Records:
---

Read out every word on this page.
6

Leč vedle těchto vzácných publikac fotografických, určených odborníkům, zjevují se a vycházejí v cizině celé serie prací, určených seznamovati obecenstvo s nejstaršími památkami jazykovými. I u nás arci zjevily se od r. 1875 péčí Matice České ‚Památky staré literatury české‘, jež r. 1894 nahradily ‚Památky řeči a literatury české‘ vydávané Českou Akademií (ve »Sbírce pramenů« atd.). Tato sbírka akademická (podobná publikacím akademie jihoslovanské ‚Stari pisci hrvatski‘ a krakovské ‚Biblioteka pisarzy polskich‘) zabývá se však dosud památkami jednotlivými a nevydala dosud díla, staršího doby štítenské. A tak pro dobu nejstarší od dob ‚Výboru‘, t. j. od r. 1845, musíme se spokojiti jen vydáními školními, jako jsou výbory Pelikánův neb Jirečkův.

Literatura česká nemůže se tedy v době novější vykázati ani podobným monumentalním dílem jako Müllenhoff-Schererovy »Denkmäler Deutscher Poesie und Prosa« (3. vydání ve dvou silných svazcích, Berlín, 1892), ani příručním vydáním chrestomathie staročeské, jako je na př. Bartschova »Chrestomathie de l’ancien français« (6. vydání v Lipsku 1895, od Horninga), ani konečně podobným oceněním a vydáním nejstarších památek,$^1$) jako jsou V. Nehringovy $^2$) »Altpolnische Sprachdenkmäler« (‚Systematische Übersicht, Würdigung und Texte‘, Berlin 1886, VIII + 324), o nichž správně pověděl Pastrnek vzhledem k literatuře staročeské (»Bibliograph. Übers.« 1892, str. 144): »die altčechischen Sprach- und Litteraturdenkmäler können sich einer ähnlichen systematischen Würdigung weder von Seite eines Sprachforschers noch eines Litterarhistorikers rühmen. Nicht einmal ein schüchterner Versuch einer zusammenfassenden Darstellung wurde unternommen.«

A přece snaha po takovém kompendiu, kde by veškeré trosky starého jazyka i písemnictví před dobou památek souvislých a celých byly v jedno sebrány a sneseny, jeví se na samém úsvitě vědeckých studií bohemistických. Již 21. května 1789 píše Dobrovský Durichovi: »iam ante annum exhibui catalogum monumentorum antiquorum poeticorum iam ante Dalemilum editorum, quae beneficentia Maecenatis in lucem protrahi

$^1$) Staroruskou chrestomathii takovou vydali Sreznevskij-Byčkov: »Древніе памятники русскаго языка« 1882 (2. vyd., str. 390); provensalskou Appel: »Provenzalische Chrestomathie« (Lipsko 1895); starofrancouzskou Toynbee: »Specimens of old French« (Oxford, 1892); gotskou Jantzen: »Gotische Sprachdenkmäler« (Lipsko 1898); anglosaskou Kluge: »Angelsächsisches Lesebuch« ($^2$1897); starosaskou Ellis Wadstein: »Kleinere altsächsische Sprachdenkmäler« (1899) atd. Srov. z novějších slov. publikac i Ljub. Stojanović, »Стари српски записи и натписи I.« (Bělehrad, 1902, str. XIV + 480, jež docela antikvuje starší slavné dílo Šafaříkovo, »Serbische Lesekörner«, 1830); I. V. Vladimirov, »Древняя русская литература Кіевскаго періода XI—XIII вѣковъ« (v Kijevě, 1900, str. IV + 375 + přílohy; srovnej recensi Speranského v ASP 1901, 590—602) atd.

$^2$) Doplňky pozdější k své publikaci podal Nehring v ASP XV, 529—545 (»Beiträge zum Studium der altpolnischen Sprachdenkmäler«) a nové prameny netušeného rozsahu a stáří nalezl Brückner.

---

**Short exercise**
Repeat the entries above exactly, leaving nothing out.

**Solution**
Read out every word on this page.
6

Leč vedle těchto vzácných publikac fotografických, určených odborníkům, zjevují se a vycházejí v cizině celé serie prací, určených seznamovati obecenstvo s nejstaršími památkami jazykovými. I u nás arci zjevily se od r. 1875 péčí Matice České ‚Památky staré literatury české‘, jež r. 1894 nahradily ‚Památky řeči a literatury české‘ vydávané Českou Akademií (ve »Sbírce pramenů« atd.). Tato sbírka akademická (podobná publikacím akademie jihoslovanské ‚Stari pisci hrvatski‘ a krakovské ‚Biblioteka pisarzy polskich‘) zabývá se však dosud památkami jednotlivými a nevydala dosud díla, staršího doby štítenské. A tak pro dobu nejstarší od dob ‚Výboru‘, t. j. od r. 1845, musíme se spokojiti jen vydáními školními, jako jsou výbory Pelikánův neb Jirečkův.

Literatura česká nemůže se tedy v době novější vykázati ani podobným monumentalním dílem jako Müllenhoff-Schererovy »Denkmäler Deutscher Poesie und Prosa« (3. vydání ve dvou silných svazcích, Berlín, 1892), ani příručním vydáním chrestomathie staročeské, jako je na př. Bartschova »Chrestomathie de l’ancien français« (6. vydání v Lipsku 1895, od Horninga), ani konečně podobným oceněním a vydáním nejstarších památek,$^1$) jako jsou V. Nehringovy $^2$) »Altpolnische Sprachdenkmäler« (‚Systematische Übersicht, Würdigung und Texte‘, Berlin 1886, VIII + 324), o nichž správně pověděl Pastrnek vzhledem k literatuře staročeské (»Bibliograph. Übers.« 1892, str. 144): »die altčechischen Sprach- und Litteraturdenkmäler können sich einer ähnlichen systematischen Würdigung weder von Seite eines Sprachforschers noch eines Litterarhistorikers rühmen. Nicht einmal ein schüchterner Versuch einer zusammenfassenden Darstellung wurde unternommen.«

A přece snaha po takovém kompendiu, kde by veškeré trosky starého jazyka i písemnictví před dobou památek souvislých a celých byly v jedno sebrány a sneseny, jeví se na samém úsvitě vědeckých studií bohemistických. Již 21. května 1789 píše Dobrovský Durichovi: »iam ante annum exhibui catalogum monumentorum antiquorum poeticorum iam ante Dalemilum editorum, quae beneficentia Maecenatis in lucem protrahi

$^1$) Staroruskou chrestomathii takovou vydali Sreznevskij-Byčkov: »Древніе памятники русскаго языка« 1882 (2. vyd., str. 390); provensalskou Appel: »Provenzalische Chrestomathie« (Lipsko 1895); starofrancouzskou Toynbee: »Specimens of old French« (Oxford, 1892); gotskou Jantzen: »Gotische Sprachdenkmäler« (Lipsko 1898); anglosaskou Kluge: »Angelsächsisches Lesebuch« ($^2$1897); starosaskou Ellis Wadstein: »Kleinere altsächsische Sprachdenkmäler« (1899) atd. Srov. z novějších slov. publikac i Ljub. Stojanović, »Стари српски записи и натписи I.« (Bělehrad, 1902, str. XIV + 480, jež docela antikvuje starší slavné dílo Šafaříkovo, »Serbische Lesekörner«, 1830); I. V. Vladimirov, »Древняя русская литература Кіевскаго періода XI—XIII вѣковъ« (v Kijevě, 1900, str. IV + 375 + přílohy; srovnej recensi Speranského v ASP 1901, 590—602) atd.

$^2$) Doplňky pozdější k své publikaci podal Nehring v ASP XV, 529—545 (»Beiträge zum Studium der altpolnischen Sprachdenkmäler«) a nové prameny netušeného rozsahu a stáří nalezl Brückner.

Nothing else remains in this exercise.